-- START RECORDS SHOWN --

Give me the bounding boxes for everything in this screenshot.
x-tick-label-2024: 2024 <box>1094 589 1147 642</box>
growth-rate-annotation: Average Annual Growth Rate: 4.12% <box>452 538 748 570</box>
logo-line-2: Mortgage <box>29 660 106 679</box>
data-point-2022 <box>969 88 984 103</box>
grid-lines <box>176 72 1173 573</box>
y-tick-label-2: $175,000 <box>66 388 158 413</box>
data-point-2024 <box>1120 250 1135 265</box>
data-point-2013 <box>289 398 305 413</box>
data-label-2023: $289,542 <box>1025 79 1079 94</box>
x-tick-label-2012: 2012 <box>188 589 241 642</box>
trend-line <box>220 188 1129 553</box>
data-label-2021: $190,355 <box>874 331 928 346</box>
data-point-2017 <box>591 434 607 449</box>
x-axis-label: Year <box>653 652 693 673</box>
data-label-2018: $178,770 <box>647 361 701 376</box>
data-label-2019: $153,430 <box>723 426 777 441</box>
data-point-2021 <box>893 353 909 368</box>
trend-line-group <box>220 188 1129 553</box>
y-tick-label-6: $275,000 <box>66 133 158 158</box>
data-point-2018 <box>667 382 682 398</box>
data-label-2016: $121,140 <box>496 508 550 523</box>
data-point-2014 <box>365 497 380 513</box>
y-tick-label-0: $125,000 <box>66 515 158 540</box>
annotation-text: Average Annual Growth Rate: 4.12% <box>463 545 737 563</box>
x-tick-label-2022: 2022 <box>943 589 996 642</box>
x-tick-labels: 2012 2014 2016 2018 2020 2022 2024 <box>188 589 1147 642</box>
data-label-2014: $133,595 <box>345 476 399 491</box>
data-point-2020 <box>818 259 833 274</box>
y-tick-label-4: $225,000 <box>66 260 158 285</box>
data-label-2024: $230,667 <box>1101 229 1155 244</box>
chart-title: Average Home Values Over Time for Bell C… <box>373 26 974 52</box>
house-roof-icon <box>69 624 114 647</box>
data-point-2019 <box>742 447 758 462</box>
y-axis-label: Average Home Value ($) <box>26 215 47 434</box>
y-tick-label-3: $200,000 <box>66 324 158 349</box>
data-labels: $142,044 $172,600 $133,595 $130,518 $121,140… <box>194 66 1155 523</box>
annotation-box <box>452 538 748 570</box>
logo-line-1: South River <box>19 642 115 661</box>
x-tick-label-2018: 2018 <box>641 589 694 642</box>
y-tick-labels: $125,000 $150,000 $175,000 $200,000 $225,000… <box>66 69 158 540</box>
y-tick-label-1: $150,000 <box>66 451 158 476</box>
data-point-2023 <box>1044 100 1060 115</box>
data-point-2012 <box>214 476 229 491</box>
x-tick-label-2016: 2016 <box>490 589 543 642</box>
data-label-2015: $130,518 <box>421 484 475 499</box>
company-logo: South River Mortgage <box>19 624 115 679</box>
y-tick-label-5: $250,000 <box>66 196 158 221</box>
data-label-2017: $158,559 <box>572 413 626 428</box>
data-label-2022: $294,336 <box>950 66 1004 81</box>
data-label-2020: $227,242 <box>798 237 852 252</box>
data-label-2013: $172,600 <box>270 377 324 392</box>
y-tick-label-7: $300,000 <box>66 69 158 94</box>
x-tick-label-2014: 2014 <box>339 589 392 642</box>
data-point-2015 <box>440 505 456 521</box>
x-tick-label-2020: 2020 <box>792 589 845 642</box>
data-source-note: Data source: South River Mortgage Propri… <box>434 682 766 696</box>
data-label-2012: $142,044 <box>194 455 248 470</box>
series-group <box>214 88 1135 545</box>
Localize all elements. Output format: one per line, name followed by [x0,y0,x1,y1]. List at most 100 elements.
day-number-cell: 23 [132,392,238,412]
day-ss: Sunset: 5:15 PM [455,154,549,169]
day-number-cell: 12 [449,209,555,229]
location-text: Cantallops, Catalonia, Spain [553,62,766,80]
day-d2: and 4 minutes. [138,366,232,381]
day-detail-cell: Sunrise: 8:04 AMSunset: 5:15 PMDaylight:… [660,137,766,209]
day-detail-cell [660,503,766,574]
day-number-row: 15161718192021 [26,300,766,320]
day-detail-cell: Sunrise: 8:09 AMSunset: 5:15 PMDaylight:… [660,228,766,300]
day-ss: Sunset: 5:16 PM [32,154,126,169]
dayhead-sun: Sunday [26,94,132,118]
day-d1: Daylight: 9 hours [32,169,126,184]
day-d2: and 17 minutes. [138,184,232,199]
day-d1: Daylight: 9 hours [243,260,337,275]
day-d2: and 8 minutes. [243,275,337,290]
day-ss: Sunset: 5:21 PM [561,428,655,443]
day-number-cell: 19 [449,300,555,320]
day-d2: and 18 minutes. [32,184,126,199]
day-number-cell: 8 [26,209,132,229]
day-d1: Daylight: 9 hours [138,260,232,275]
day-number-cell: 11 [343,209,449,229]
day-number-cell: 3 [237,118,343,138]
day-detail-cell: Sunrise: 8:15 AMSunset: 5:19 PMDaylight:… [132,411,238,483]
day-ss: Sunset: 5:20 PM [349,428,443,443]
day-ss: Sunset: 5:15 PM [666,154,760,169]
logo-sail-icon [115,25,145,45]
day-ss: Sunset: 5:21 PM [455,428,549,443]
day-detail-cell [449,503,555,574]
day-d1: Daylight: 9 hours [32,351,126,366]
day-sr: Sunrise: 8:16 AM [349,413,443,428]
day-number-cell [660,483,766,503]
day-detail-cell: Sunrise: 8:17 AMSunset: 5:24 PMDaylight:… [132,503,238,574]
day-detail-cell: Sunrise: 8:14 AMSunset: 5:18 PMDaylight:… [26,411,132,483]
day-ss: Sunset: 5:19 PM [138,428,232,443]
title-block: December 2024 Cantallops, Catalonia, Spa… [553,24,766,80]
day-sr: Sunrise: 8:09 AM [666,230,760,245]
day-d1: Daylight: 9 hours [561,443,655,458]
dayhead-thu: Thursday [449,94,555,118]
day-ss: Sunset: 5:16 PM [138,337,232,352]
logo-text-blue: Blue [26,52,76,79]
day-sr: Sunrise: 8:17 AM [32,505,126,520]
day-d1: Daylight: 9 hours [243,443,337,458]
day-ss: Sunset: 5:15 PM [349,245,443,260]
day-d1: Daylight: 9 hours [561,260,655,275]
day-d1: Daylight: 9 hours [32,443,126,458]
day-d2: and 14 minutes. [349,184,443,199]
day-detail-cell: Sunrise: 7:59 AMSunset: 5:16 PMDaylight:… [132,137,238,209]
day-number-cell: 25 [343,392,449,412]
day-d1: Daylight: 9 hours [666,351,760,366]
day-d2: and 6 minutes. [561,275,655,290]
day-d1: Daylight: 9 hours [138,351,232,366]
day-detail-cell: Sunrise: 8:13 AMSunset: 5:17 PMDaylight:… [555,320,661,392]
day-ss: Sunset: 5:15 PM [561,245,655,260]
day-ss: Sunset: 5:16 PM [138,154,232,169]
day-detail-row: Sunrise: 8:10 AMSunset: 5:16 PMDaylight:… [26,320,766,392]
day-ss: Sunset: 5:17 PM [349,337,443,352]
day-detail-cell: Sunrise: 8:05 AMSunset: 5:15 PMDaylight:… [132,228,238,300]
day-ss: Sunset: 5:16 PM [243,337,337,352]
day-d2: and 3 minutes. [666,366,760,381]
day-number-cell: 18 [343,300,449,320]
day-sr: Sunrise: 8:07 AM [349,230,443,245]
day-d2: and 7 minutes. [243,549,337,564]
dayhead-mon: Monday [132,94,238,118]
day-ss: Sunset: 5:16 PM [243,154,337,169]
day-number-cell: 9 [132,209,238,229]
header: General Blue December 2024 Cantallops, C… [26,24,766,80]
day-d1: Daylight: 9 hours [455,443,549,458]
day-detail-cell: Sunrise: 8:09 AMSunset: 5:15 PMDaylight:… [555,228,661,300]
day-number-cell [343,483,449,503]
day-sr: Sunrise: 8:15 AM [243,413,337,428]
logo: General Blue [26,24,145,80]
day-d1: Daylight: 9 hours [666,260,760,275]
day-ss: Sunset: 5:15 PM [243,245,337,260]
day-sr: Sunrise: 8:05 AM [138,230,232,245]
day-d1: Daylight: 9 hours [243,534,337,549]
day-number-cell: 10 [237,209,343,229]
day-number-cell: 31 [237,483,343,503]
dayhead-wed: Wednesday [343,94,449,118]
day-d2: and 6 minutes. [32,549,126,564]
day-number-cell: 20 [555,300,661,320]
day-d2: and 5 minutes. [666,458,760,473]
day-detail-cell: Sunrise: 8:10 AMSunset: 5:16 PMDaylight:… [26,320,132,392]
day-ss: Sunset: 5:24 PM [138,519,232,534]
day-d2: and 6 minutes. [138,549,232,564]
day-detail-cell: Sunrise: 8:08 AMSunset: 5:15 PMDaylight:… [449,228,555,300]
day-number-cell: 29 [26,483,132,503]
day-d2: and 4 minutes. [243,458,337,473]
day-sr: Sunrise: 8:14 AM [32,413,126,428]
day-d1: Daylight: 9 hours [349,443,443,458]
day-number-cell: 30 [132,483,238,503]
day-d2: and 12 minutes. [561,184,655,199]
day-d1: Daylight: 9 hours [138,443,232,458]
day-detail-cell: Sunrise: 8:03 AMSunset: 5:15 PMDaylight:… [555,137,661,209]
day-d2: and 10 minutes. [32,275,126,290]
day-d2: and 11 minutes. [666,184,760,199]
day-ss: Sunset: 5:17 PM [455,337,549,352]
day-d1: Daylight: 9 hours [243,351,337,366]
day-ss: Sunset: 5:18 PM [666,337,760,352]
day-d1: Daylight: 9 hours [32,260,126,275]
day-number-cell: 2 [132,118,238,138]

-- END RECORDS SHOWN --

Rewrite the stretch from the start of the records through the line containing "data-point-2013 <box>289 398 305 413</box>", swapping "data-point" for "marker" and leaving everything else unchanged. Give back only those lines.

RESPONSE →
Give me the bounding boxes for everything in this screenshot.
x-tick-label-2024: 2024 <box>1094 589 1147 642</box>
growth-rate-annotation: Average Annual Growth Rate: 4.12% <box>452 538 748 570</box>
logo-line-2: Mortgage <box>29 660 106 679</box>
marker-2022 <box>969 88 984 103</box>
grid-lines <box>176 72 1173 573</box>
y-tick-label-2: $175,000 <box>66 388 158 413</box>
marker-2024 <box>1120 250 1135 265</box>
marker-2013 <box>289 398 305 413</box>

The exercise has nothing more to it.